**Requirements:**
Look for the word "vectors" in the entries below, then copy every line that has it.

**Figure dataset records:**
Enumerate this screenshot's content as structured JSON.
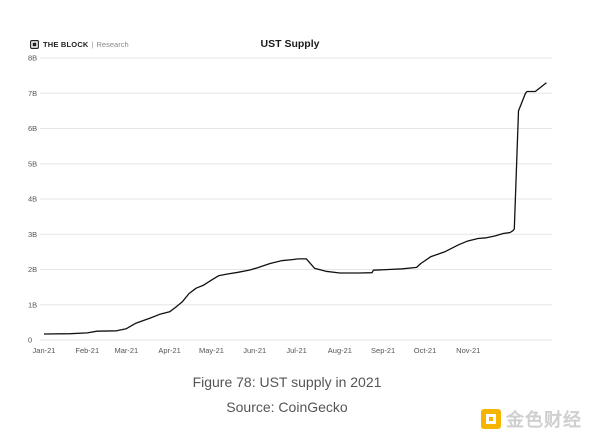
{
  "header": {
    "brand_name": "THE BLOCK",
    "brand_sub": "Research"
  },
  "caption": {
    "line1": "Figure 78: UST supply in 2021",
    "line2": "Source: CoinGecko"
  },
  "watermark": {
    "text": "金色财经"
  },
  "colors": {
    "line": "#111111",
    "grid": "#e6e6e6",
    "axis_text": "#555555",
    "watermark": "#f5b400"
  },
  "chart_data": {
    "type": "line",
    "title": "UST Supply",
    "xlabel": "",
    "ylabel": "",
    "ylim": [
      0,
      8
    ],
    "ytick_values": [
      0,
      1,
      2,
      3,
      4,
      5,
      6,
      7,
      8
    ],
    "ytick_labels": [
      "0",
      "1B",
      "2B",
      "3B",
      "4B",
      "5B",
      "6B",
      "7B",
      "8B"
    ],
    "xlim": [
      "2021-01-01",
      "2021-12-31"
    ],
    "xtick_values": [
      "2021-01-01",
      "2021-02-01",
      "2021-03-01",
      "2021-04-01",
      "2021-05-01",
      "2021-06-01",
      "2021-07-01",
      "2021-08-01",
      "2021-09-01",
      "2021-10-01",
      "2021-11-01"
    ],
    "xtick_labels": [
      "Jan-21",
      "Feb-21",
      "Mar-21",
      "Apr-21",
      "May-21",
      "Jun-21",
      "Jul-21",
      "Aug-21",
      "Sep-21",
      "Oct-21",
      "Nov-21"
    ],
    "grid": true,
    "series": [
      {
        "color": "#111111",
        "points": [
          [
            "2021-01-01",
            0.17
          ],
          [
            "2021-01-20",
            0.18
          ],
          [
            "2021-02-01",
            0.2
          ],
          [
            "2021-02-08",
            0.25
          ],
          [
            "2021-02-22",
            0.26
          ],
          [
            "2021-03-01",
            0.32
          ],
          [
            "2021-03-08",
            0.48
          ],
          [
            "2021-03-18",
            0.62
          ],
          [
            "2021-03-25",
            0.73
          ],
          [
            "2021-04-01",
            0.8
          ],
          [
            "2021-04-05",
            0.92
          ],
          [
            "2021-04-10",
            1.08
          ],
          [
            "2021-04-15",
            1.32
          ],
          [
            "2021-04-20",
            1.47
          ],
          [
            "2021-04-25",
            1.55
          ],
          [
            "2021-05-01",
            1.7
          ],
          [
            "2021-05-06",
            1.82
          ],
          [
            "2021-05-12",
            1.87
          ],
          [
            "2021-05-20",
            1.92
          ],
          [
            "2021-05-29",
            1.99
          ],
          [
            "2021-06-03",
            2.05
          ],
          [
            "2021-06-12",
            2.17
          ],
          [
            "2021-06-20",
            2.25
          ],
          [
            "2021-06-28",
            2.28
          ],
          [
            "2021-07-02",
            2.3
          ],
          [
            "2021-07-08",
            2.3
          ],
          [
            "2021-07-14",
            2.03
          ],
          [
            "2021-07-22",
            1.95
          ],
          [
            "2021-08-01",
            1.9
          ],
          [
            "2021-08-15",
            1.9
          ],
          [
            "2021-08-24",
            1.91
          ],
          [
            "2021-08-25",
            1.98
          ],
          [
            "2021-09-05",
            2.0
          ],
          [
            "2021-09-15",
            2.02
          ],
          [
            "2021-09-25",
            2.06
          ],
          [
            "2021-09-28",
            2.17
          ],
          [
            "2021-10-05",
            2.36
          ],
          [
            "2021-10-15",
            2.5
          ],
          [
            "2021-10-25",
            2.7
          ],
          [
            "2021-10-31",
            2.8
          ],
          [
            "2021-11-08",
            2.88
          ],
          [
            "2021-11-14",
            2.9
          ],
          [
            "2021-11-20",
            2.95
          ],
          [
            "2021-11-26",
            3.02
          ],
          [
            "2021-12-01",
            3.05
          ],
          [
            "2021-12-03",
            3.1
          ],
          [
            "2021-12-04",
            3.15
          ],
          [
            "2021-12-07",
            6.5
          ],
          [
            "2021-12-12",
            7.0
          ],
          [
            "2021-12-13",
            7.05
          ],
          [
            "2021-12-19",
            7.05
          ],
          [
            "2021-12-27",
            7.3
          ]
        ]
      }
    ]
  }
}
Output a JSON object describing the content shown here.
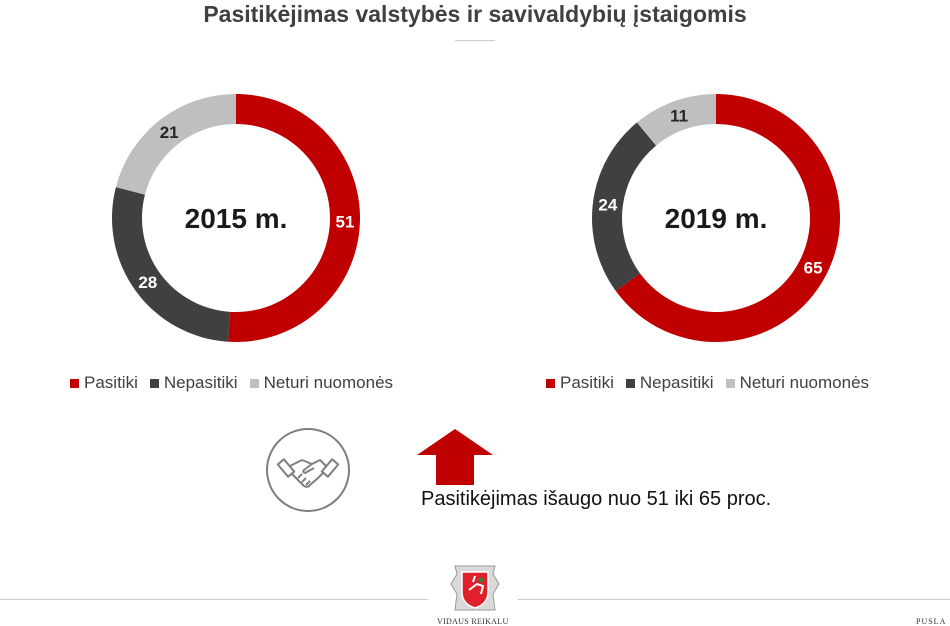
{
  "title": "Pasitikėjimas valstybės ir savivaldybių įstaigomis",
  "colors": {
    "Pasitiki": "#c00000",
    "Nepasitiki": "#404040",
    "Neturi nuomonės": "#bfbfbf"
  },
  "chart_data": [
    {
      "type": "pie",
      "subtype": "donut",
      "center_label": "2015 m.",
      "categories": [
        "Pasitiki",
        "Nepasitiki",
        "Neturi nuomonės"
      ],
      "values": [
        51,
        28,
        21
      ],
      "legend": [
        "Pasitiki",
        "Nepasitiki",
        "Neturi nuomonės"
      ],
      "legend_placement": "bottom"
    },
    {
      "type": "pie",
      "subtype": "donut",
      "center_label": "2019 m.",
      "categories": [
        "Pasitiki",
        "Nepasitiki",
        "Neturi nuomonės"
      ],
      "values": [
        65,
        24,
        11
      ],
      "legend": [
        "Pasitiki",
        "Nepasitiki",
        "Neturi nuomonės"
      ],
      "legend_placement": "bottom"
    }
  ],
  "icons": {
    "handshake": "handshake-icon",
    "arrow": "arrow-up-icon"
  },
  "note": "Pasitikėjimas išaugo nuo 51 iki 65 proc.",
  "footer": {
    "logo_text": "VIDAUS REIKALU",
    "page_text": "PUSLA"
  }
}
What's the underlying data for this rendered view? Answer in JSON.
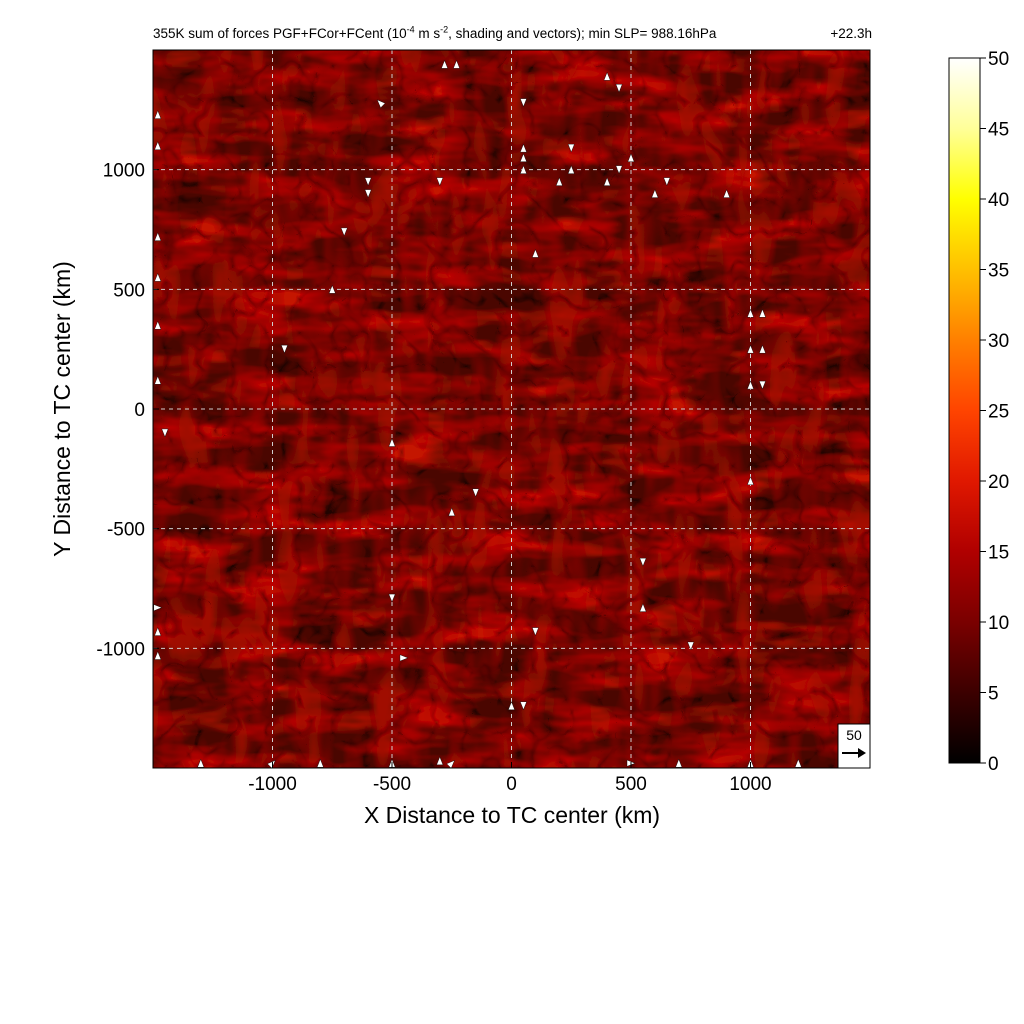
{
  "chart_data": {
    "type": "heatmap",
    "title_pre": "355K sum of forces PGF+FCor+FCent (10",
    "title_sup1": "-4",
    "title_mid": " m s",
    "title_sup2": "-2",
    "title_post": ", shading and vectors); min SLP= 988.16hPa",
    "time_label": "+22.3h",
    "xlabel": "X Distance to TC center (km)",
    "ylabel": "Y Distance to TC center (km)",
    "xlim": [
      -1500,
      1500
    ],
    "ylim": [
      -1500,
      1500
    ],
    "x_ticks": [
      -1000,
      -500,
      0,
      500,
      1000
    ],
    "y_ticks": [
      -1000,
      -500,
      0,
      500,
      1000
    ],
    "x_tick_labels": [
      "-1000",
      "-500",
      "0",
      "500",
      "1000"
    ],
    "y_tick_labels": [
      "-1000",
      "-500",
      "0",
      "500",
      "1000"
    ],
    "grid": true,
    "colorbar": {
      "min": 0,
      "max": 50,
      "ticks": [
        0,
        5,
        10,
        15,
        20,
        25,
        30,
        35,
        40,
        45,
        50
      ],
      "tick_labels": [
        "0",
        "5",
        "10",
        "15",
        "20",
        "25",
        "30",
        "35",
        "40",
        "45",
        "50"
      ],
      "colors": [
        "#000000",
        "#3c0000",
        "#7a0000",
        "#b00000",
        "#e01800",
        "#ff4400",
        "#ff8000",
        "#ffc000",
        "#ffff00",
        "#ffff99",
        "#ffffff"
      ]
    },
    "reference_vector": {
      "label": "50",
      "magnitude": 50
    },
    "field_description_values": {
      "typical_range": [
        2,
        10
      ]
    },
    "vectors": [
      [
        -280,
        1440,
        0,
        1
      ],
      [
        -230,
        1440,
        0,
        1
      ],
      [
        -550,
        1280,
        -1,
        1
      ],
      [
        50,
        1280,
        0,
        -1
      ],
      [
        400,
        1390,
        0,
        1
      ],
      [
        450,
        1340,
        0,
        -1
      ],
      [
        -600,
        950,
        0,
        -1
      ],
      [
        -600,
        900,
        0,
        -1
      ],
      [
        -300,
        950,
        0,
        -1
      ],
      [
        50,
        1090,
        0,
        1
      ],
      [
        50,
        1050,
        0,
        1
      ],
      [
        50,
        1000,
        0,
        1
      ],
      [
        250,
        1090,
        0,
        -1
      ],
      [
        250,
        1000,
        0,
        1
      ],
      [
        200,
        950,
        0,
        1
      ],
      [
        400,
        950,
        0,
        1
      ],
      [
        450,
        1000,
        0,
        -1
      ],
      [
        500,
        1050,
        0,
        1
      ],
      [
        600,
        900,
        0,
        1
      ],
      [
        650,
        950,
        0,
        -1
      ],
      [
        900,
        900,
        0,
        1
      ],
      [
        -700,
        740,
        0,
        -1
      ],
      [
        -750,
        500,
        0,
        1
      ],
      [
        100,
        650,
        0,
        1
      ],
      [
        1000,
        400,
        0,
        1
      ],
      [
        1050,
        400,
        0,
        1
      ],
      [
        1000,
        250,
        0,
        1
      ],
      [
        1050,
        250,
        0,
        1
      ],
      [
        1000,
        100,
        0,
        1
      ],
      [
        1050,
        100,
        0,
        -1
      ],
      [
        -950,
        250,
        0,
        -1
      ],
      [
        -1450,
        -100,
        0,
        -1
      ],
      [
        -500,
        -140,
        0,
        1
      ],
      [
        -150,
        -350,
        0,
        -1
      ],
      [
        -250,
        -430,
        0,
        1
      ],
      [
        550,
        -640,
        0,
        -1
      ],
      [
        550,
        -830,
        0,
        1
      ],
      [
        1000,
        -300,
        0,
        1
      ],
      [
        -500,
        -790,
        0,
        -1
      ],
      [
        100,
        -930,
        0,
        -1
      ],
      [
        -450,
        -1040,
        1,
        0
      ],
      [
        750,
        -990,
        0,
        -1
      ],
      [
        0,
        -1240,
        0,
        1
      ],
      [
        50,
        -1240,
        0,
        -1
      ],
      [
        -1480,
        1230,
        0,
        1
      ],
      [
        -1480,
        1100,
        0,
        1
      ],
      [
        -1480,
        720,
        0,
        1
      ],
      [
        -1480,
        550,
        0,
        1
      ],
      [
        -1480,
        350,
        0,
        1
      ],
      [
        -1480,
        120,
        0,
        1
      ],
      [
        -1480,
        -830,
        1,
        0
      ],
      [
        -1480,
        -930,
        0,
        1
      ],
      [
        -1480,
        -1030,
        0,
        1
      ],
      [
        -1300,
        -1480,
        0,
        1
      ],
      [
        -1000,
        -1480,
        1,
        1
      ],
      [
        -300,
        -1470,
        0,
        1
      ],
      [
        -250,
        -1480,
        1,
        1
      ],
      [
        -800,
        -1480,
        0,
        1
      ],
      [
        -500,
        -1480,
        0,
        1
      ],
      [
        1000,
        -1480,
        0,
        1
      ],
      [
        1200,
        -1480,
        0,
        1
      ],
      [
        500,
        -1480,
        1,
        0
      ],
      [
        700,
        -1480,
        0,
        1
      ]
    ]
  }
}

**Answer below:**
    "title_post": ", shading and vectors); min SLP= 988.16hPa",
    "vectors": [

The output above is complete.